> PROMPT: Repeat the listing exactly as given, omitting every image.
----- ITEMS
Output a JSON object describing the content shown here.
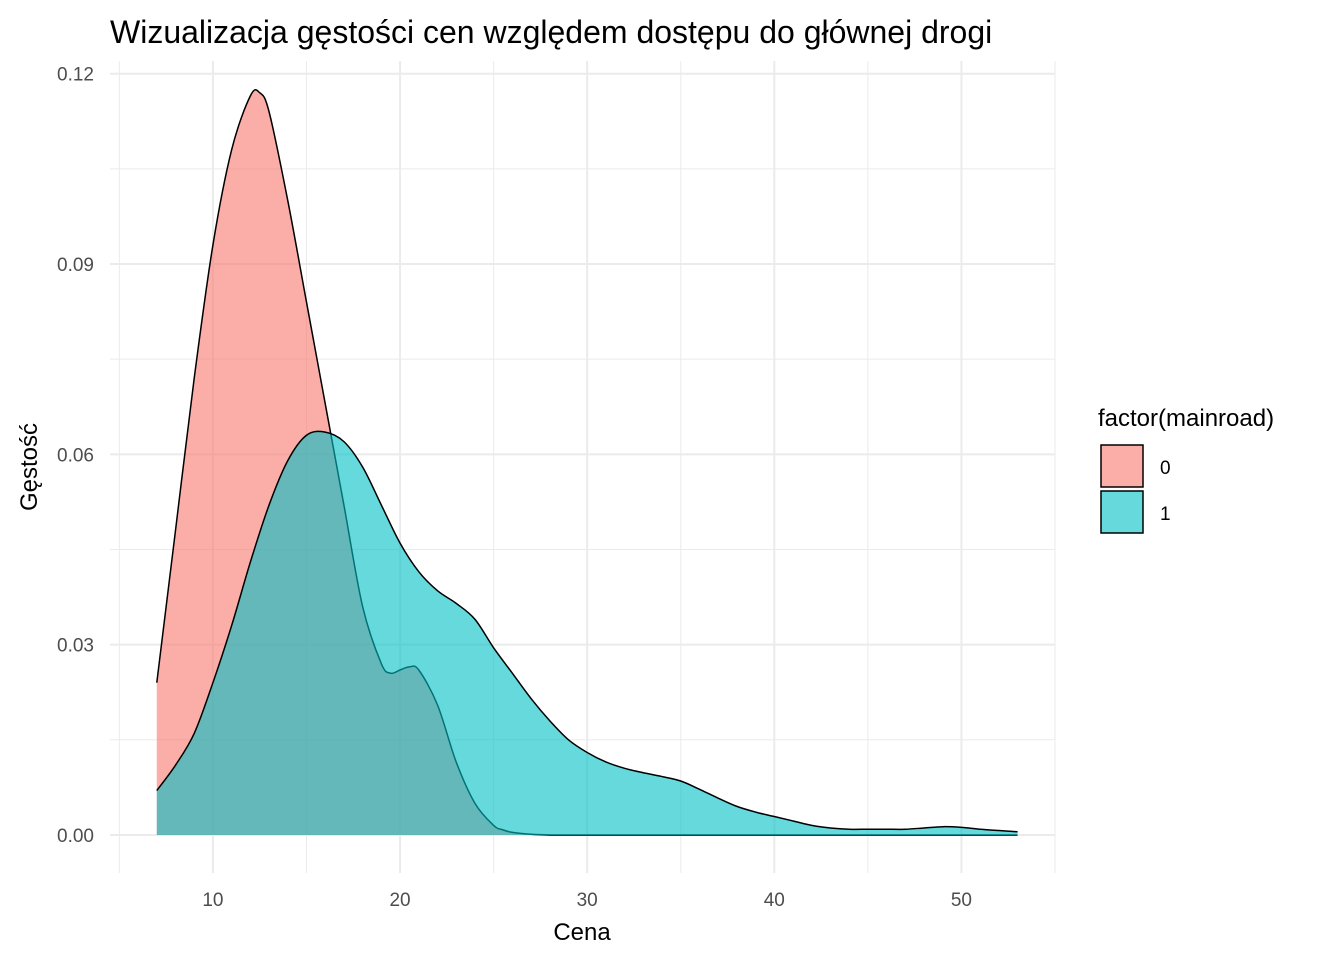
{
  "chart_data": {
    "type": "area",
    "title": "Wizualizacja gęstości cen względem dostępu do głównej drogi",
    "xlabel": "Cena",
    "ylabel": "Gęstość",
    "xlim": [
      4.5,
      55
    ],
    "ylim": [
      -0.006,
      0.122
    ],
    "x_ticks": [
      10,
      20,
      30,
      40,
      50
    ],
    "x_tick_labels": [
      "10",
      "20",
      "30",
      "40",
      "50"
    ],
    "y_ticks": [
      0.0,
      0.03,
      0.06,
      0.09,
      0.12
    ],
    "y_tick_labels": [
      "0.00",
      "0.03",
      "0.06",
      "0.09",
      "0.12"
    ],
    "grid": true,
    "legend": {
      "title": "factor(mainroad)",
      "position": "right"
    },
    "colors": {
      "series_0_fill": "#F8766D",
      "series_1_fill": "#00BFC4",
      "outline": "#000000",
      "grid": "#ebebeb"
    },
    "series": [
      {
        "name": "0",
        "x": [
          7.0,
          8.0,
          9.0,
          10.0,
          11.0,
          12.0,
          12.5,
          13.0,
          14.0,
          15.0,
          16.0,
          17.0,
          18.0,
          19.0,
          19.5,
          20.0,
          20.5,
          21.0,
          22.0,
          23.0,
          24.0,
          25.0,
          25.5,
          26.0,
          27.0,
          28.0,
          30.0,
          35.0,
          40.0,
          45.0,
          50.0,
          53.0
        ],
        "y": [
          0.024,
          0.048,
          0.072,
          0.093,
          0.108,
          0.1165,
          0.117,
          0.114,
          0.1,
          0.084,
          0.068,
          0.052,
          0.036,
          0.027,
          0.0255,
          0.026,
          0.0265,
          0.026,
          0.0205,
          0.0115,
          0.005,
          0.0015,
          0.0008,
          0.0004,
          0.0001,
          0.0,
          0.0,
          0.0,
          0.0,
          0.0,
          0.0,
          0.0
        ]
      },
      {
        "name": "1",
        "x": [
          7.0,
          8.0,
          9.0,
          10.0,
          11.0,
          12.0,
          13.0,
          14.0,
          15.0,
          16.0,
          17.0,
          18.0,
          19.0,
          20.0,
          21.0,
          22.0,
          23.0,
          24.0,
          25.0,
          26.0,
          27.0,
          28.0,
          29.0,
          30.0,
          31.0,
          32.0,
          33.0,
          34.0,
          35.0,
          36.0,
          37.0,
          38.0,
          39.0,
          40.0,
          41.0,
          42.0,
          43.0,
          44.0,
          45.0,
          46.0,
          47.0,
          48.0,
          49.0,
          50.0,
          51.0,
          52.0,
          53.0
        ],
        "y": [
          0.007,
          0.011,
          0.016,
          0.024,
          0.033,
          0.043,
          0.052,
          0.059,
          0.063,
          0.0635,
          0.062,
          0.058,
          0.052,
          0.046,
          0.0415,
          0.0385,
          0.0365,
          0.034,
          0.0295,
          0.0255,
          0.0215,
          0.018,
          0.015,
          0.013,
          0.0115,
          0.0105,
          0.0098,
          0.0092,
          0.0085,
          0.0072,
          0.0058,
          0.0045,
          0.0036,
          0.0029,
          0.0022,
          0.0015,
          0.0011,
          0.0009,
          0.0009,
          0.0009,
          0.0009,
          0.0011,
          0.0013,
          0.0012,
          0.0009,
          0.0007,
          0.0005
        ]
      }
    ]
  }
}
----------
> THE ANSWER:
Output a JSON object describing the content shown here.
{
  "chart_data": {
    "type": "area",
    "title": "Wizualizacja gęstości cen względem dostępu do głównej drogi",
    "xlabel": "Cena",
    "ylabel": "Gęstość",
    "xlim": [
      4.5,
      55
    ],
    "ylim": [
      -0.006,
      0.122
    ],
    "x_ticks": [
      10,
      20,
      30,
      40,
      50
    ],
    "x_tick_labels": [
      "10",
      "20",
      "30",
      "40",
      "50"
    ],
    "y_ticks": [
      0.0,
      0.03,
      0.06,
      0.09,
      0.12
    ],
    "y_tick_labels": [
      "0.00",
      "0.03",
      "0.06",
      "0.09",
      "0.12"
    ],
    "grid": true,
    "legend": {
      "title": "factor(mainroad)",
      "position": "right"
    },
    "colors": {
      "series_0_fill": "#F8766D",
      "series_1_fill": "#00BFC4",
      "outline": "#000000",
      "grid": "#ebebeb"
    },
    "series": [
      {
        "name": "0",
        "x": [
          7.0,
          8.0,
          9.0,
          10.0,
          11.0,
          12.0,
          12.5,
          13.0,
          14.0,
          15.0,
          16.0,
          17.0,
          18.0,
          19.0,
          19.5,
          20.0,
          20.5,
          21.0,
          22.0,
          23.0,
          24.0,
          25.0,
          25.5,
          26.0,
          27.0,
          28.0,
          30.0,
          35.0,
          40.0,
          45.0,
          50.0,
          53.0
        ],
        "y": [
          0.024,
          0.048,
          0.072,
          0.093,
          0.108,
          0.1165,
          0.117,
          0.114,
          0.1,
          0.084,
          0.068,
          0.052,
          0.036,
          0.027,
          0.0255,
          0.026,
          0.0265,
          0.026,
          0.0205,
          0.0115,
          0.005,
          0.0015,
          0.0008,
          0.0004,
          0.0001,
          0.0,
          0.0,
          0.0,
          0.0,
          0.0,
          0.0,
          0.0
        ]
      },
      {
        "name": "1",
        "x": [
          7.0,
          8.0,
          9.0,
          10.0,
          11.0,
          12.0,
          13.0,
          14.0,
          15.0,
          16.0,
          17.0,
          18.0,
          19.0,
          20.0,
          21.0,
          22.0,
          23.0,
          24.0,
          25.0,
          26.0,
          27.0,
          28.0,
          29.0,
          30.0,
          31.0,
          32.0,
          33.0,
          34.0,
          35.0,
          36.0,
          37.0,
          38.0,
          39.0,
          40.0,
          41.0,
          42.0,
          43.0,
          44.0,
          45.0,
          46.0,
          47.0,
          48.0,
          49.0,
          50.0,
          51.0,
          52.0,
          53.0
        ],
        "y": [
          0.007,
          0.011,
          0.016,
          0.024,
          0.033,
          0.043,
          0.052,
          0.059,
          0.063,
          0.0635,
          0.062,
          0.058,
          0.052,
          0.046,
          0.0415,
          0.0385,
          0.0365,
          0.034,
          0.0295,
          0.0255,
          0.0215,
          0.018,
          0.015,
          0.013,
          0.0115,
          0.0105,
          0.0098,
          0.0092,
          0.0085,
          0.0072,
          0.0058,
          0.0045,
          0.0036,
          0.0029,
          0.0022,
          0.0015,
          0.0011,
          0.0009,
          0.0009,
          0.0009,
          0.0009,
          0.0011,
          0.0013,
          0.0012,
          0.0009,
          0.0007,
          0.0005
        ]
      }
    ]
  }
}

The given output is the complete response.